─── Provided information

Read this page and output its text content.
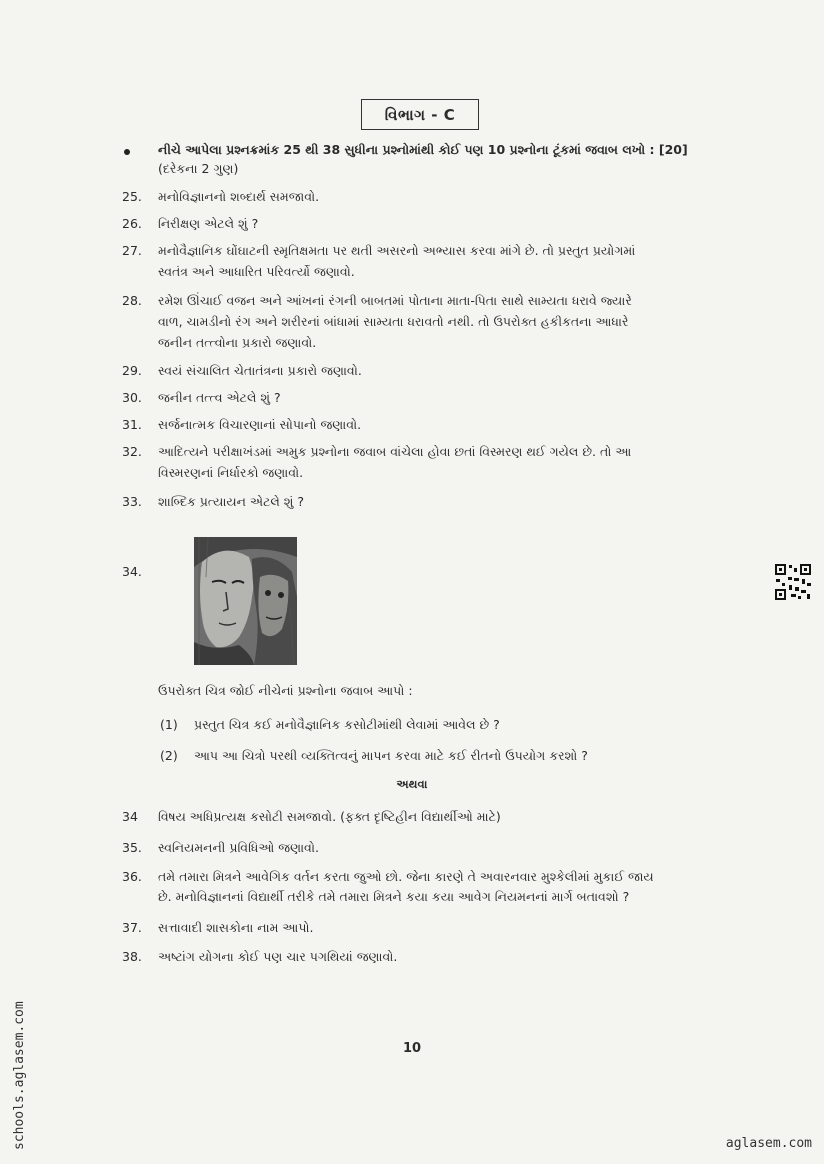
વિભાગ - C
નીચે આપેલા પ્રશ્નક્રમાંક 25 થી 38 સુધીના પ્રશ્નોમાંથી કોઈ પણ 10 પ્રશ્નોના ટૂંકમાં જવાબ લખો : [20]
(દરેકના 2 ગુણ)
25. મનોવિજ્ઞાનનો શબ્દાર્થ સમજાવો.
26. નિરીક્ષણ એટલે શું ?
27. મનોવૈજ્ઞાનિક ઘોંઘાટની સ્મૃતિક્ષમતા પર થતી અસરનો અભ્યાસ કરવા માંગે છે. તો પ્રસ્તુત પ્રયોગમાં
સ્વતંત્ર અને આધારિત પરિવર્ત્યો જણાવો.
28. રમેશ ઊંચાઈ વજન અને આંખનાં રંગની બાબતમાં પોતાના માતા-પિતા સાથે સામ્યતા ધરાવે જ્યારે
વાળ, ચામડીનો રંગ અને શરીરનાં બાંધામાં સામ્યતા ધરાવતો નથી. તો ઉપરોક્ત હકીકતના આધારે
જનીન તત્ત્વોના પ્રકારો જણાવો.
29. સ્વયં સંચાલિત ચેતાતંત્રના પ્રકારો જણાવો.
30. જનીન તત્ત્વ એટલે શું ?
31. સર્જનાત્મક વિચારણાનાં સોપાનો જણાવો.
32. આદિત્યને પરીક્ષાખંડમાં અમુક પ્રશ્નોના જવાબ વાંચેલા હોવા છતાં વિસ્મરણ થઈ ગયેલ છે. તો આ
વિસ્મરણનાં નિર્ધારકો જણાવો.
33. શાબ્દિક પ્રત્યાયન એટલે શું ?
34.
ઉપરોક્ત ચિત્ર જોઈ નીચેનાં પ્રશ્નોના જવાબ આપો :
(1) પ્રસ્તુત ચિત્ર કઈ મનોવૈજ્ઞાનિક કસોટીમાંથી લેવામાં આવેલ છે ?
(2) આપ આ ચિત્રો પરથી વ્યક્તિત્વનું માપન કરવા માટે કઈ રીતનો ઉપયોગ કરશો ?
અથવા
34 વિષય અધિપ્રત્યક્ષ કસોટી સમજાવો. (ફક્ત દૃષ્ટિહીન વિદ્યાર્થીઓ માટે)
35. સ્વનિયમનની પ્રવિધિઓ જણાવો.
36. તમે તમારા મિત્રને આવેગિક વર્તન કરતા જુઓ છો. જેના કારણે તે અવારનવાર મુશ્કેલીમાં મુકાઈ જાય
છે. મનોવિજ્ઞાનનાં વિદ્યાર્થી તરીકે તમે તમારા મિત્રને કયા કયા આવેગ નિયમનનાં માર્ગ બતાવશો ?
37. સત્તાવાદી શાસકોના નામ આપો.
38. અષ્ટાંગ યોગના કોઈ પણ ચાર પગથિયાં જણાવો.
10
schools.aglasem.com	aglasem.com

──────

- [Work to do]
Isolate each line of the listing above that includes "યમનન". Copy it.

- [Answer to the exercise]
35. સ્વનિયમનની પ્રવિધિઓ જણાવો.
છે. મનોવિજ્ઞાનનાં વિદ્યાર્થી તરીકે તમે તમારા મિત્રને કયા કયા આવેગ નિયમનનાં માર્ગ બતાવશો ?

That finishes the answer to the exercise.